:: GIVEN INSTRUCTION ::
Each entry below should be written out exactly as it is, with no pictures.

Dataset excerpts:
········

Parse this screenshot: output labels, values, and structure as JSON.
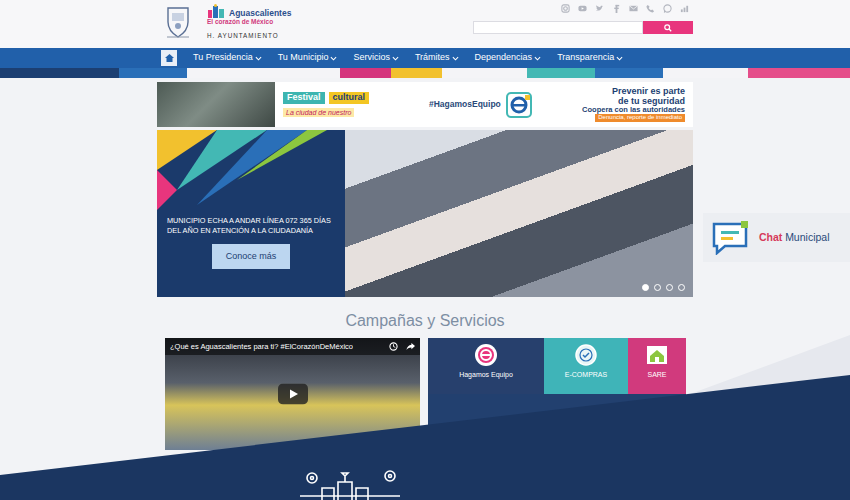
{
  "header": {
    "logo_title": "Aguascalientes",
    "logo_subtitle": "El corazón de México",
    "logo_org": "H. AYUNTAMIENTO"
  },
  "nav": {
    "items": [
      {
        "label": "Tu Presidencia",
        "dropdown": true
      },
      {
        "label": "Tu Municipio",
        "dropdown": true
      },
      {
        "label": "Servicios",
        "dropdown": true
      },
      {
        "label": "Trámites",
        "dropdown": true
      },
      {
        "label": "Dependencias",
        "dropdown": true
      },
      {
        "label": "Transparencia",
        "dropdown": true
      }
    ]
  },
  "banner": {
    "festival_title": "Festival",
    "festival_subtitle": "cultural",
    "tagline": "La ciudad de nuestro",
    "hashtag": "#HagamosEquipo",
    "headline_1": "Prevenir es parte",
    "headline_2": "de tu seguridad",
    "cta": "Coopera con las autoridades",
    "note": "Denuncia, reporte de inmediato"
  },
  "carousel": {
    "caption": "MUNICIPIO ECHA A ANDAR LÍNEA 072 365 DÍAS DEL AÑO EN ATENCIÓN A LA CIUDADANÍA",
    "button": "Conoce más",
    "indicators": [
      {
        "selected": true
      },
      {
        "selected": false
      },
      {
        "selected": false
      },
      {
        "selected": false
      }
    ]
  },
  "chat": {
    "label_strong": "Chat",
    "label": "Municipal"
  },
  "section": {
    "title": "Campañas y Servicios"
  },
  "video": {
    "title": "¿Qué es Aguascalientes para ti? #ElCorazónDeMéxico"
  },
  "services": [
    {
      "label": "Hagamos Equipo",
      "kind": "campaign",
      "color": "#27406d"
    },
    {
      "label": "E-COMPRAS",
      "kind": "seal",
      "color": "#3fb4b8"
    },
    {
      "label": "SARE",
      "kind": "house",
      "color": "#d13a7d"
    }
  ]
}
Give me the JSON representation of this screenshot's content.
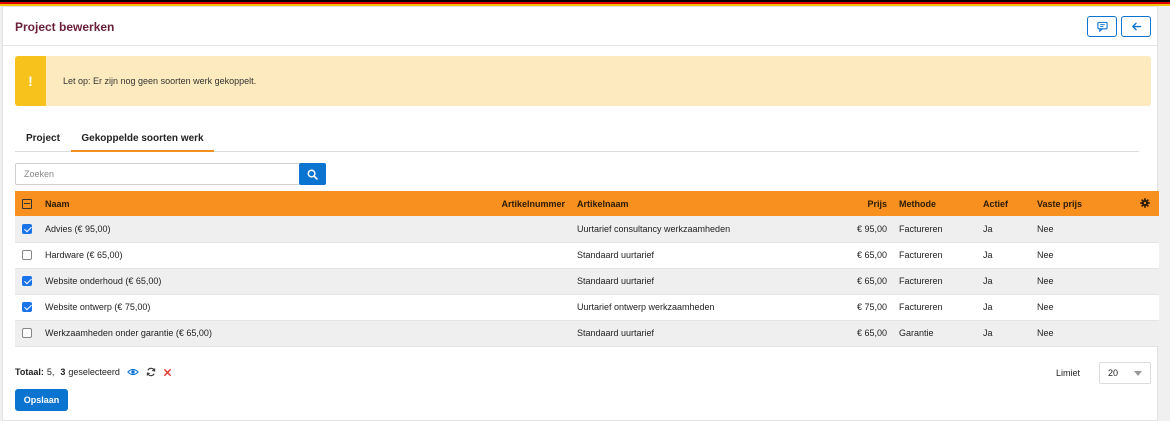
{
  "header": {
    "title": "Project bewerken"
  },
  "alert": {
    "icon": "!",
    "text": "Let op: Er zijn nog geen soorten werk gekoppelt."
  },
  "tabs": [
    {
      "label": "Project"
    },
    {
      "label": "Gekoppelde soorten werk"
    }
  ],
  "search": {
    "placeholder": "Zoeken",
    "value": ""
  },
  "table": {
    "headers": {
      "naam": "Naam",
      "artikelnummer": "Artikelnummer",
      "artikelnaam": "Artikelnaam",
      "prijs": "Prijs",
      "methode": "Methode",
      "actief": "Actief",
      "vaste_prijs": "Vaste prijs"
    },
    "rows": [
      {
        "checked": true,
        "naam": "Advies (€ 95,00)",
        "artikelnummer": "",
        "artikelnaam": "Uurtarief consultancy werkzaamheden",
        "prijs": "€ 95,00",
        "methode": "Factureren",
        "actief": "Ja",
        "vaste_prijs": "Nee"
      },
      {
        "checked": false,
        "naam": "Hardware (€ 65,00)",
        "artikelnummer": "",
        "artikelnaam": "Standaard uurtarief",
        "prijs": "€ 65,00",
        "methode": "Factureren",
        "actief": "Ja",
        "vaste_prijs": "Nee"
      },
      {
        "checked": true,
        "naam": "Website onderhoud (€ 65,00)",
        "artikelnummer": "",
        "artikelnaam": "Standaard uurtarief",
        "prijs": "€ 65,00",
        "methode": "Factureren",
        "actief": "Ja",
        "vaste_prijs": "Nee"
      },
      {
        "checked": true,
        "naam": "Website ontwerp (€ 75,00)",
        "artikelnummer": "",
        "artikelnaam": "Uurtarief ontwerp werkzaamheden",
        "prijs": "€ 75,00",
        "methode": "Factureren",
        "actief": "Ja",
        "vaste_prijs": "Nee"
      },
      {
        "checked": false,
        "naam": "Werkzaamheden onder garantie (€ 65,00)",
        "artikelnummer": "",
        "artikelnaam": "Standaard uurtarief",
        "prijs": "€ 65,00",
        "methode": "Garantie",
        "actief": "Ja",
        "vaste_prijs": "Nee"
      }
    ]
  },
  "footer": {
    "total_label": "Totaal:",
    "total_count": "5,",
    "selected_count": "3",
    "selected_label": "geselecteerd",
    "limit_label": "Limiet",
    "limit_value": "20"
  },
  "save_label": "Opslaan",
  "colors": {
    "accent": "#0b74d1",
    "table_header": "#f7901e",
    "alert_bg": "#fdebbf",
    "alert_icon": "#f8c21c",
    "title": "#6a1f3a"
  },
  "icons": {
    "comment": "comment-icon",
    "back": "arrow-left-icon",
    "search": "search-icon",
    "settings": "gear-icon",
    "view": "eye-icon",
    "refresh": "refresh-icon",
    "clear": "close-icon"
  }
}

········

:: REPLY TO THE TASK ::
Parse this screenshot: output labels, values, and structure as JSON.
{
  "header": {
    "logo_title": "Aguascalientes",
    "logo_subtitle": "El corazón de México",
    "logo_org": "H. AYUNTAMIENTO"
  },
  "nav": {
    "items": [
      {
        "label": "Tu Presidencia",
        "dropdown": true
      },
      {
        "label": "Tu Municipio",
        "dropdown": true
      },
      {
        "label": "Servicios",
        "dropdown": true
      },
      {
        "label": "Trámites",
        "dropdown": true
      },
      {
        "label": "Dependencias",
        "dropdown": true
      },
      {
        "label": "Transparencia",
        "dropdown": true
      }
    ]
  },
  "banner": {
    "festival_title": "Festival",
    "festival_subtitle": "cultural",
    "tagline": "La ciudad de nuestro",
    "hashtag": "#HagamosEquipo",
    "headline_1": "Prevenir es parte",
    "headline_2": "de tu seguridad",
    "cta": "Coopera con las autoridades",
    "note": "Denuncia, reporte de inmediato"
  },
  "carousel": {
    "caption": "MUNICIPIO ECHA A ANDAR LÍNEA 072 365 DÍAS DEL AÑO EN ATENCIÓN A LA CIUDADANÍA",
    "button": "Conoce más",
    "indicators": [
      {
        "selected": true
      },
      {
        "selected": false
      },
      {
        "selected": false
      },
      {
        "selected": false
      }
    ]
  },
  "chat": {
    "label_strong": "Chat",
    "label": "Municipal"
  },
  "section": {
    "title": "Campañas y Servicios"
  },
  "video": {
    "title": "¿Qué es Aguascalientes para ti? #ElCorazónDeMéxico"
  },
  "services": [
    {
      "label": "Hagamos Equipo",
      "kind": "campaign",
      "color": "#27406d"
    },
    {
      "label": "E-COMPRAS",
      "kind": "seal",
      "color": "#3fb4b8"
    },
    {
      "label": "SARE",
      "kind": "house",
      "color": "#d13a7d"
    }
  ]
}
Give me the JSON representation of this screenshot's content.
{
  "header": {
    "title": "Project bewerken"
  },
  "alert": {
    "icon": "!",
    "text": "Let op: Er zijn nog geen soorten werk gekoppelt."
  },
  "tabs": [
    {
      "label": "Project"
    },
    {
      "label": "Gekoppelde soorten werk"
    }
  ],
  "search": {
    "placeholder": "Zoeken",
    "value": ""
  },
  "table": {
    "headers": {
      "naam": "Naam",
      "artikelnummer": "Artikelnummer",
      "artikelnaam": "Artikelnaam",
      "prijs": "Prijs",
      "methode": "Methode",
      "actief": "Actief",
      "vaste_prijs": "Vaste prijs"
    },
    "rows": [
      {
        "checked": true,
        "naam": "Advies (€ 95,00)",
        "artikelnummer": "",
        "artikelnaam": "Uurtarief consultancy werkzaamheden",
        "prijs": "€ 95,00",
        "methode": "Factureren",
        "actief": "Ja",
        "vaste_prijs": "Nee"
      },
      {
        "checked": false,
        "naam": "Hardware (€ 65,00)",
        "artikelnummer": "",
        "artikelnaam": "Standaard uurtarief",
        "prijs": "€ 65,00",
        "methode": "Factureren",
        "actief": "Ja",
        "vaste_prijs": "Nee"
      },
      {
        "checked": true,
        "naam": "Website onderhoud (€ 65,00)",
        "artikelnummer": "",
        "artikelnaam": "Standaard uurtarief",
        "prijs": "€ 65,00",
        "methode": "Factureren",
        "actief": "Ja",
        "vaste_prijs": "Nee"
      },
      {
        "checked": true,
        "naam": "Website ontwerp (€ 75,00)",
        "artikelnummer": "",
        "artikelnaam": "Uurtarief ontwerp werkzaamheden",
        "prijs": "€ 75,00",
        "methode": "Factureren",
        "actief": "Ja",
        "vaste_prijs": "Nee"
      },
      {
        "checked": false,
        "naam": "Werkzaamheden onder garantie (€ 65,00)",
        "artikelnummer": "",
        "artikelnaam": "Standaard uurtarief",
        "prijs": "€ 65,00",
        "methode": "Garantie",
        "actief": "Ja",
        "vaste_prijs": "Nee"
      }
    ]
  },
  "footer": {
    "total_label": "Totaal:",
    "total_count": "5,",
    "selected_count": "3",
    "selected_label": "geselecteerd",
    "limit_label": "Limiet",
    "limit_value": "20"
  },
  "save_label": "Opslaan",
  "colors": {
    "accent": "#0b74d1",
    "table_header": "#f7901e",
    "alert_bg": "#fdebbf",
    "alert_icon": "#f8c21c",
    "title": "#6a1f3a"
  },
  "icons": {
    "comment": "comment-icon",
    "back": "arrow-left-icon",
    "search": "search-icon",
    "settings": "gear-icon",
    "view": "eye-icon",
    "refresh": "refresh-icon",
    "clear": "close-icon"
  }
}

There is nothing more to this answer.